Select the lines below containing the word "amount".

▼▼▼

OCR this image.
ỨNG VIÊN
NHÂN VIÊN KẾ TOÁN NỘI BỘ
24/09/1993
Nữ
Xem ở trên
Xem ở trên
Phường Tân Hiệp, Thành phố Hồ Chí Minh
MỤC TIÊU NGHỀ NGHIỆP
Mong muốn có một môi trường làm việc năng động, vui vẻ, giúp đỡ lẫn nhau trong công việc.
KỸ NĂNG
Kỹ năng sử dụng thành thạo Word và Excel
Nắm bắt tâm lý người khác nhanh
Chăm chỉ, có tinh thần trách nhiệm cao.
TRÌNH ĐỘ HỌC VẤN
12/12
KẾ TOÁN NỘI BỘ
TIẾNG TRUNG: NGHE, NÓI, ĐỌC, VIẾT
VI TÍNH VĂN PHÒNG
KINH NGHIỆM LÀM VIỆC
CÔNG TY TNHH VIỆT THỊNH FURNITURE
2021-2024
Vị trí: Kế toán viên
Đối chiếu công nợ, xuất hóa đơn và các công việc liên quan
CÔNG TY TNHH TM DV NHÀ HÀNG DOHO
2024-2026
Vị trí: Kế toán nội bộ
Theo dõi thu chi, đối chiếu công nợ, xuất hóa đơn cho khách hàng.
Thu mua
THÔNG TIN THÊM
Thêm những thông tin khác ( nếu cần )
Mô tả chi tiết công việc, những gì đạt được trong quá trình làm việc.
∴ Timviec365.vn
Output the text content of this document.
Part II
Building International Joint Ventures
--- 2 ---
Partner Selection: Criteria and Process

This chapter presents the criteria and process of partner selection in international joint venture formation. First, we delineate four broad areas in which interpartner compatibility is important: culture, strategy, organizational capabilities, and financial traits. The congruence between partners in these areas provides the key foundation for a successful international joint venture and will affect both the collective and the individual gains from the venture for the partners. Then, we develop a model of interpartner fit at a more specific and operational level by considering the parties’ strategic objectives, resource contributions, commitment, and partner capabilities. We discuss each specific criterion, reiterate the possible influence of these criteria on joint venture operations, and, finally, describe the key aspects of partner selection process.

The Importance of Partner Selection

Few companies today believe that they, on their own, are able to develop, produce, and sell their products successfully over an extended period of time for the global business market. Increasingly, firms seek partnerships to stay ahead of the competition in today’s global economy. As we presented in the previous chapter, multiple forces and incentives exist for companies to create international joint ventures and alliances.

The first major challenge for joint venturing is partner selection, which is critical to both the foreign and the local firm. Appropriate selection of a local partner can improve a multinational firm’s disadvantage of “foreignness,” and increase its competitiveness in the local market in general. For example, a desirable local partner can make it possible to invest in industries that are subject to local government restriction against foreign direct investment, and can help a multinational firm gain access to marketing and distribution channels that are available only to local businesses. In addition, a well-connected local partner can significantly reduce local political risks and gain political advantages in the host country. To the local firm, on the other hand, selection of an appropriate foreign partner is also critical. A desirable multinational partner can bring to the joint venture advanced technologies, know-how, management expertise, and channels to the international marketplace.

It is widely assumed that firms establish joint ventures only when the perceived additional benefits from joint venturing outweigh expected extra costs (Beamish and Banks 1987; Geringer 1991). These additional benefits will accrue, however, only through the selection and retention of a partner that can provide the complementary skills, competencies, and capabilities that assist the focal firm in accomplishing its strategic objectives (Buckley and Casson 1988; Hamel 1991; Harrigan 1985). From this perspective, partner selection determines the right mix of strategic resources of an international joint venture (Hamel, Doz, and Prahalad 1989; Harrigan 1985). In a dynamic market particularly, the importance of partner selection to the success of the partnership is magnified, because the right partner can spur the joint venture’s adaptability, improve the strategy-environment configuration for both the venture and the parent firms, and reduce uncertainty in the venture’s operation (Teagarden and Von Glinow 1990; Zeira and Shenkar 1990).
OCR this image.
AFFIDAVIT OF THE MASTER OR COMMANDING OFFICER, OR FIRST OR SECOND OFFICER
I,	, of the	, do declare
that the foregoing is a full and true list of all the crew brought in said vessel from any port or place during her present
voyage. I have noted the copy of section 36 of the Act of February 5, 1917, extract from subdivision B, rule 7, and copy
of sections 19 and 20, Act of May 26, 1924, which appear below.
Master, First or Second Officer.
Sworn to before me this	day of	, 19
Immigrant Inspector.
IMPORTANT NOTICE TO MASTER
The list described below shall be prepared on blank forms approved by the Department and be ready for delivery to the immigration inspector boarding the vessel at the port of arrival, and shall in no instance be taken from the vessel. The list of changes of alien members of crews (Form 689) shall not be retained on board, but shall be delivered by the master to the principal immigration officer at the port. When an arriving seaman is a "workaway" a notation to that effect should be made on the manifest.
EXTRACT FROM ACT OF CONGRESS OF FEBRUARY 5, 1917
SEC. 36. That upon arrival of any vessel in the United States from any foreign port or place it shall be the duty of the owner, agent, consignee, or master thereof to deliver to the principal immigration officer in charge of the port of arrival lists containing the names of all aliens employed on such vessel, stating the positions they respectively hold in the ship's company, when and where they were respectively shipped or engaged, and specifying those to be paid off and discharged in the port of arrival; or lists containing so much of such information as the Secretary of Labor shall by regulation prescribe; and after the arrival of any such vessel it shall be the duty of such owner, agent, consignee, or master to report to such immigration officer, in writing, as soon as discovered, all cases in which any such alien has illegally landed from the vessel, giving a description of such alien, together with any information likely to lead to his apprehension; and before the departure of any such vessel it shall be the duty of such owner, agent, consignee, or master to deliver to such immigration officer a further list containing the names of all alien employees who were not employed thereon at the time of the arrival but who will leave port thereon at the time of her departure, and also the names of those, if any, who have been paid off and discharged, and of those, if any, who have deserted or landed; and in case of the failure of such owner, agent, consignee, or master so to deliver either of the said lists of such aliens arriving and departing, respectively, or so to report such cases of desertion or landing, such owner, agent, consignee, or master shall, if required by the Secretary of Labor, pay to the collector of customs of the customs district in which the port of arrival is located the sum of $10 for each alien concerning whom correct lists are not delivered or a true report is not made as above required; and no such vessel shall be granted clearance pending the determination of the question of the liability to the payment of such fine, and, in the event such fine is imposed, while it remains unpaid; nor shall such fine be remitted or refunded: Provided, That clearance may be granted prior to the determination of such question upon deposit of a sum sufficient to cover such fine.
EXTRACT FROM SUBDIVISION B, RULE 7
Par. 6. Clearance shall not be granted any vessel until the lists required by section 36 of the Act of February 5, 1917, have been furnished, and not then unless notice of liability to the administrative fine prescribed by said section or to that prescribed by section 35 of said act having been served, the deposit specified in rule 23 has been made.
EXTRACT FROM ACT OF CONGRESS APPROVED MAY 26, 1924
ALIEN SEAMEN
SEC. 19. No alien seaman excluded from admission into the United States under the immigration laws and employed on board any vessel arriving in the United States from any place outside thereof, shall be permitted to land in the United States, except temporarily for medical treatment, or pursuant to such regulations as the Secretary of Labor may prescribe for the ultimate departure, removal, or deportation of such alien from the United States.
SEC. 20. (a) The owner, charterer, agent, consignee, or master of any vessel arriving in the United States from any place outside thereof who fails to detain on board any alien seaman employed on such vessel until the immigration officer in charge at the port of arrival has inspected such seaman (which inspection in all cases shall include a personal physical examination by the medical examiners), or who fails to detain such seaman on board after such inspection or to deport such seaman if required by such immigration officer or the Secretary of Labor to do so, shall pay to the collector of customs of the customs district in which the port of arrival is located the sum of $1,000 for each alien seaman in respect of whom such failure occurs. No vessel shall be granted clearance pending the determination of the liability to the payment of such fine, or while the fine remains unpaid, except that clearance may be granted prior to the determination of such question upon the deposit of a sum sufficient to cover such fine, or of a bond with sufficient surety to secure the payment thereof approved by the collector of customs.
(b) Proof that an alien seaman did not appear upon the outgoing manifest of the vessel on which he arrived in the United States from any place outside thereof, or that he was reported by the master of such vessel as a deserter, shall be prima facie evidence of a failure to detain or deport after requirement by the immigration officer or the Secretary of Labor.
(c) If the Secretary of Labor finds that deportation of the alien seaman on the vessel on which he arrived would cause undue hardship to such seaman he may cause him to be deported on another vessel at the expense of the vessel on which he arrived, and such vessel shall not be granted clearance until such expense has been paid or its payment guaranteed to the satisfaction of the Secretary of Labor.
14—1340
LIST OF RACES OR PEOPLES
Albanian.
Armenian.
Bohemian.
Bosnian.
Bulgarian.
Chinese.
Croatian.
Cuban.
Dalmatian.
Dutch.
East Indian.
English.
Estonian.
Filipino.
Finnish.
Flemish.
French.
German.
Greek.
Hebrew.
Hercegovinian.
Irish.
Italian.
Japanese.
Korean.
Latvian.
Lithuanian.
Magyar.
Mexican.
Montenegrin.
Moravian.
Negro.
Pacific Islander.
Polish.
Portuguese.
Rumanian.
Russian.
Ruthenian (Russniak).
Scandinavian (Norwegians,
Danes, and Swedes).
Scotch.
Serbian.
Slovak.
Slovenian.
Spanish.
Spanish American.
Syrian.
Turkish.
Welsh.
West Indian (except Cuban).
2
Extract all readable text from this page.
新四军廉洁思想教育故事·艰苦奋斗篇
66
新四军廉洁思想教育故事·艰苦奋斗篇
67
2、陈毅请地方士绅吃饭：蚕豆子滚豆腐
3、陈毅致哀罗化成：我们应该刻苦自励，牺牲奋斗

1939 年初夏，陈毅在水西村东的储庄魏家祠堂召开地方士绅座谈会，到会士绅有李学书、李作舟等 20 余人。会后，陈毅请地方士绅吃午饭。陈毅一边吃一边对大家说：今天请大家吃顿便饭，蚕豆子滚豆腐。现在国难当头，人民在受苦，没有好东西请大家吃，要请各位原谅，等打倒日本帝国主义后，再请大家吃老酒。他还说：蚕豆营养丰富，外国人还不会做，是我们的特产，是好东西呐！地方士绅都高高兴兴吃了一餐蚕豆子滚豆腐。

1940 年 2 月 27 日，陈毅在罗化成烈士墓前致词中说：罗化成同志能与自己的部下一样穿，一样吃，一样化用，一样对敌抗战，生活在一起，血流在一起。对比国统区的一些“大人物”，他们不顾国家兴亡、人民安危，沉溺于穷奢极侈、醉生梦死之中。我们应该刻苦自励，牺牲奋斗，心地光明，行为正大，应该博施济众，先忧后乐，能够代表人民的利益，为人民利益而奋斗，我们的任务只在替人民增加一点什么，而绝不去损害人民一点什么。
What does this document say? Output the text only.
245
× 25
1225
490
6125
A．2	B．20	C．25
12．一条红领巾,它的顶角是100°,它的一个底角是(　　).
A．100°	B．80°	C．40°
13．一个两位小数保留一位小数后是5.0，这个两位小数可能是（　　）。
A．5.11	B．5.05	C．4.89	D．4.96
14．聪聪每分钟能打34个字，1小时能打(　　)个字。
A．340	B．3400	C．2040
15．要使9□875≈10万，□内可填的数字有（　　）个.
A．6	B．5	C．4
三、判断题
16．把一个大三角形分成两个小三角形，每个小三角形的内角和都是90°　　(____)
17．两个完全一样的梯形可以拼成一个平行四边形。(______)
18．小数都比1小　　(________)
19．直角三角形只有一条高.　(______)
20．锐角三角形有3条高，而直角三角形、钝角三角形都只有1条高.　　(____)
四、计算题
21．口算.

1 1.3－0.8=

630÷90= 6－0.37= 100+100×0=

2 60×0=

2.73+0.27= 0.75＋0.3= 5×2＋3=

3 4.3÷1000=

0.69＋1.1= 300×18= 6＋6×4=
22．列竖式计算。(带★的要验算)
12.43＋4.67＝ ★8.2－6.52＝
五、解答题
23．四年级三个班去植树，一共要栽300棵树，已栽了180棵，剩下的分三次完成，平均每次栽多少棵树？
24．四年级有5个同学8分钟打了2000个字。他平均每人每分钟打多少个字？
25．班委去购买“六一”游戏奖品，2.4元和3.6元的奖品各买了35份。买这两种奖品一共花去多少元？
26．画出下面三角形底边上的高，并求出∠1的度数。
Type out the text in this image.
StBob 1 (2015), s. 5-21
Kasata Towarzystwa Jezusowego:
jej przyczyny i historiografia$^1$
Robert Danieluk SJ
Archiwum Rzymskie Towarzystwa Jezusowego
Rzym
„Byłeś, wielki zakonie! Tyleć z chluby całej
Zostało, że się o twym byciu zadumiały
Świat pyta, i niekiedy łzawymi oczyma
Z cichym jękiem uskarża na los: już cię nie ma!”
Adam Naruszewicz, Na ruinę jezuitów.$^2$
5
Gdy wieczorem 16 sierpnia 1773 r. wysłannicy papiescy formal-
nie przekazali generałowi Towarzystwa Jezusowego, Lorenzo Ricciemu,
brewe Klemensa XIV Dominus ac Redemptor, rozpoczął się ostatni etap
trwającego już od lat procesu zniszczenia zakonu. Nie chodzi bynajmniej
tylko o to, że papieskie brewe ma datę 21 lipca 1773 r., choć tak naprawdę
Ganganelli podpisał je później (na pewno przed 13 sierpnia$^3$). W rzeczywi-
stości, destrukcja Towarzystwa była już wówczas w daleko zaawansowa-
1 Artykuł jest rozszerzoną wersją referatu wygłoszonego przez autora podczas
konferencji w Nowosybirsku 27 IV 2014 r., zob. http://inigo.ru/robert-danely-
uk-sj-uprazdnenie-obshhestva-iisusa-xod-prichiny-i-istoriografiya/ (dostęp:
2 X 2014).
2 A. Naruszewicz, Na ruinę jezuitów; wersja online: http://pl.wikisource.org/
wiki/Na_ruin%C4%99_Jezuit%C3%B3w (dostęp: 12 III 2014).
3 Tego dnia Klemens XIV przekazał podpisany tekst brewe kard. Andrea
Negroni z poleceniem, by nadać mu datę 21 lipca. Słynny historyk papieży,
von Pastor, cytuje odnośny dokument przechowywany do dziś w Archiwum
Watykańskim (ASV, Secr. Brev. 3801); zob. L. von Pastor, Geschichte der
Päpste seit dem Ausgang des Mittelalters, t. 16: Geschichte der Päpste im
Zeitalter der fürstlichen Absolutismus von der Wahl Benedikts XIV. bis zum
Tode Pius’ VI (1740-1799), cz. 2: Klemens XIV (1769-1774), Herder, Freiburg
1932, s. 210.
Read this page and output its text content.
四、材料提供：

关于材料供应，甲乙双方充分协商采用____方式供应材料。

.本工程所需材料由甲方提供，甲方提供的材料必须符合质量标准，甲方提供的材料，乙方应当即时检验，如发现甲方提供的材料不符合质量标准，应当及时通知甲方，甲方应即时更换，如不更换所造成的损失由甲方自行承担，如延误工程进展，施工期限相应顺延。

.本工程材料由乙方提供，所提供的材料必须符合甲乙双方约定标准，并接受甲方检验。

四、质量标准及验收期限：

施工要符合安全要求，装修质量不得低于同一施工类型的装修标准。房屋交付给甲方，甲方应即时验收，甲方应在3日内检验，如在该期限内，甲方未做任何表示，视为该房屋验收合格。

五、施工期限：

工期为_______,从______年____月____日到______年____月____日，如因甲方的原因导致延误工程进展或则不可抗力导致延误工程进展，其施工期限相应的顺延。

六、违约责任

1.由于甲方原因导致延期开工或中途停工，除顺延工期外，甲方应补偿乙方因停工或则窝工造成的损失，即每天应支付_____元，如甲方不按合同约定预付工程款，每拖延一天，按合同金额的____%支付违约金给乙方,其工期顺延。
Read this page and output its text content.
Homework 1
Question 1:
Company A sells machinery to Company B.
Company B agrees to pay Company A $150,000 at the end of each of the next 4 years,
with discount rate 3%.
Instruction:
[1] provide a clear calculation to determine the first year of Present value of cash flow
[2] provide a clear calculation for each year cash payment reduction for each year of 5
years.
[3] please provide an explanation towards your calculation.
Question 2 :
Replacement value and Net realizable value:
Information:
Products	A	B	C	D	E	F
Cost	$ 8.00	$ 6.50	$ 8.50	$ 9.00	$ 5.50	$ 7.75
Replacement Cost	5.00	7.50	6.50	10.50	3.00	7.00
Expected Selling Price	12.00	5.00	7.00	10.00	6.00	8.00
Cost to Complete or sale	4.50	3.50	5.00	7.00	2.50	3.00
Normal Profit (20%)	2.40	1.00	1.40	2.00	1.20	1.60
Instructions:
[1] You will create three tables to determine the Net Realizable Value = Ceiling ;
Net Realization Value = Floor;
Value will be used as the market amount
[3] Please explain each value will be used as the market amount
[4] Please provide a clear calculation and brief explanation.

▲▲▲

Answer to the task:
Value will be used as the market amount
[3] Please explain each value will be used as the market amount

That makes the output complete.